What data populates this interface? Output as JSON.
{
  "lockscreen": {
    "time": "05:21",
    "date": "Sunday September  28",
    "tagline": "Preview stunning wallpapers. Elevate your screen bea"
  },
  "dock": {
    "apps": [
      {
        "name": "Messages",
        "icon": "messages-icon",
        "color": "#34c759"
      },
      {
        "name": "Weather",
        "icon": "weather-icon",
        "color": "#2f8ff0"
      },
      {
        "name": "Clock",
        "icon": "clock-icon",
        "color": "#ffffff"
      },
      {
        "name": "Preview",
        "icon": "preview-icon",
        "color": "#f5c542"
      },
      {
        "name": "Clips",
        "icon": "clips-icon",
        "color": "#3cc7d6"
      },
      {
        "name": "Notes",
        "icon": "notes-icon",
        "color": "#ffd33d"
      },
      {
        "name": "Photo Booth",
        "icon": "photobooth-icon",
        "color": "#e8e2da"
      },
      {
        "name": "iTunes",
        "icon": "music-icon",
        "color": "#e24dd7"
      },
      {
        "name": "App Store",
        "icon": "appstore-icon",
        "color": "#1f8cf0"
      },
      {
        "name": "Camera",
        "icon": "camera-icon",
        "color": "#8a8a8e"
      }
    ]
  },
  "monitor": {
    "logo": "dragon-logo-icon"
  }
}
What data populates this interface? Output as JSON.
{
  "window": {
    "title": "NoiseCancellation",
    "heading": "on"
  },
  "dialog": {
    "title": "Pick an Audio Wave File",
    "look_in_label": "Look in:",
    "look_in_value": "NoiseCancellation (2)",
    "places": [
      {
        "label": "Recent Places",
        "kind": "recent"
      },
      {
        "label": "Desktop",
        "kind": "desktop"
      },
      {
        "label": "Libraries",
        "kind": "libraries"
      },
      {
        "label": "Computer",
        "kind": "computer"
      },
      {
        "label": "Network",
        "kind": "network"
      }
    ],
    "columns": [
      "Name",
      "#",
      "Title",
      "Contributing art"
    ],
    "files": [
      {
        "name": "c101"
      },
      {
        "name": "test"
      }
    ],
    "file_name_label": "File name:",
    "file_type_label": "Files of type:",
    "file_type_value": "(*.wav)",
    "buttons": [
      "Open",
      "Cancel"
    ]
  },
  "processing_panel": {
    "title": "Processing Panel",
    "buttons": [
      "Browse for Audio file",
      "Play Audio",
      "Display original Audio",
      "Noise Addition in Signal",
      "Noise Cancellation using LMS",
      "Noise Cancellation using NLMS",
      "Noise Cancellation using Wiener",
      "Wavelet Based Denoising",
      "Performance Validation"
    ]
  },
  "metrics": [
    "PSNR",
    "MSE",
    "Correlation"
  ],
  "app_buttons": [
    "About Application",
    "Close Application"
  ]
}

-------------------------

The problem:
Write out every entry again exactly, please, with nothing missing.

Solution:
What data populates this interface? Output as JSON.
{
  "lockscreen": {
    "time": "05:21",
    "date": "Sunday September  28",
    "tagline": "Preview stunning wallpapers. Elevate your screen bea"
  },
  "dock": {
    "apps": [
      {
        "name": "Messages",
        "icon": "messages-icon",
        "color": "#34c759"
      },
      {
        "name": "Weather",
        "icon": "weather-icon",
        "color": "#2f8ff0"
      },
      {
        "name": "Clock",
        "icon": "clock-icon",
        "color": "#ffffff"
      },
      {
        "name": "Preview",
        "icon": "preview-icon",
        "color": "#f5c542"
      },
      {
        "name": "Clips",
        "icon": "clips-icon",
        "color": "#3cc7d6"
      },
      {
        "name": "Notes",
        "icon": "notes-icon",
        "color": "#ffd33d"
      },
      {
        "name": "Photo Booth",
        "icon": "photobooth-icon",
        "color": "#e8e2da"
      },
      {
        "name": "iTunes",
        "icon": "music-icon",
        "color": "#e24dd7"
      },
      {
        "name": "App Store",
        "icon": "appstore-icon",
        "color": "#1f8cf0"
      },
      {
        "name": "Camera",
        "icon": "camera-icon",
        "color": "#8a8a8e"
      }
    ]
  },
  "monitor": {
    "logo": "dragon-logo-icon"
  }
}
What data populates this interface? Output as JSON.
{
  "window": {
    "title": "NoiseCancellation",
    "heading": "on"
  },
  "dialog": {
    "title": "Pick an Audio Wave File",
    "look_in_label": "Look in:",
    "look_in_value": "NoiseCancellation (2)",
    "places": [
      {
        "label": "Recent Places",
        "kind": "recent"
      },
      {
        "label": "Desktop",
        "kind": "desktop"
      },
      {
        "label": "Libraries",
        "kind": "libraries"
      },
      {
        "label": "Computer",
        "kind": "computer"
      },
      {
        "label": "Network",
        "kind": "network"
      }
    ],
    "columns": [
      "Name",
      "#",
      "Title",
      "Contributing art"
    ],
    "files": [
      {
        "name": "c101"
      },
      {
        "name": "test"
      }
    ],
    "file_name_label": "File name:",
    "file_type_label": "Files of type:",
    "file_type_value": "(*.wav)",
    "buttons": [
      "Open",
      "Cancel"
    ]
  },
  "processing_panel": {
    "title": "Processing Panel",
    "buttons": [
      "Browse for Audio file",
      "Play Audio",
      "Display original Audio",
      "Noise Addition in Signal",
      "Noise Cancellation using LMS",
      "Noise Cancellation using NLMS",
      "Noise Cancellation using Wiener",
      "Wavelet Based Denoising",
      "Performance Validation"
    ]
  },
  "metrics": [
    "PSNR",
    "MSE",
    "Correlation"
  ],
  "app_buttons": [
    "About Application",
    "Close Application"
  ]
}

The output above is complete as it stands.